What the exercise asks:
Scan the data beneath this task and copy each line that includes "heading".

Dataset records:

◆ ◆ ◆ ◆

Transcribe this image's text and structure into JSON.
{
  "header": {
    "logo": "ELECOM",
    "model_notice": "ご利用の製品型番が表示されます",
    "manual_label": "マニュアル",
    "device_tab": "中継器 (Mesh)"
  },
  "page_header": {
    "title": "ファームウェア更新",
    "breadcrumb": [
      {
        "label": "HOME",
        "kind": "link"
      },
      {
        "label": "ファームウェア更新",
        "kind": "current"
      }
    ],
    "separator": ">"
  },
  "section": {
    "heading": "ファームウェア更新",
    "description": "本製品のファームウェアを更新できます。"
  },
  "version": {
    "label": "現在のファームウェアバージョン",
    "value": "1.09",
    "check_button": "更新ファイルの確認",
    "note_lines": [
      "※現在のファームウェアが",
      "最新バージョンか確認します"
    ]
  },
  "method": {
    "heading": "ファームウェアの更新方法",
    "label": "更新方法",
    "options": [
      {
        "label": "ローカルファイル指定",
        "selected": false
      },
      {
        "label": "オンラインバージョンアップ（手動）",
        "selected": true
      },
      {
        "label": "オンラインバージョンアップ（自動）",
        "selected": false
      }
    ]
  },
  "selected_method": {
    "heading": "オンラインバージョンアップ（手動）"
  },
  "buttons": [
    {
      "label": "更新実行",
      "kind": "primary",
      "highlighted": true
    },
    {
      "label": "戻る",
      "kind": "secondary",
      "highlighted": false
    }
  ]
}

◆ ◆ ◆ ◆

Completed task:
    "heading": "ファームウェア更新",
    "heading": "ファームウェアの更新方法",
    "heading": "オンラインバージョンアップ（手動）"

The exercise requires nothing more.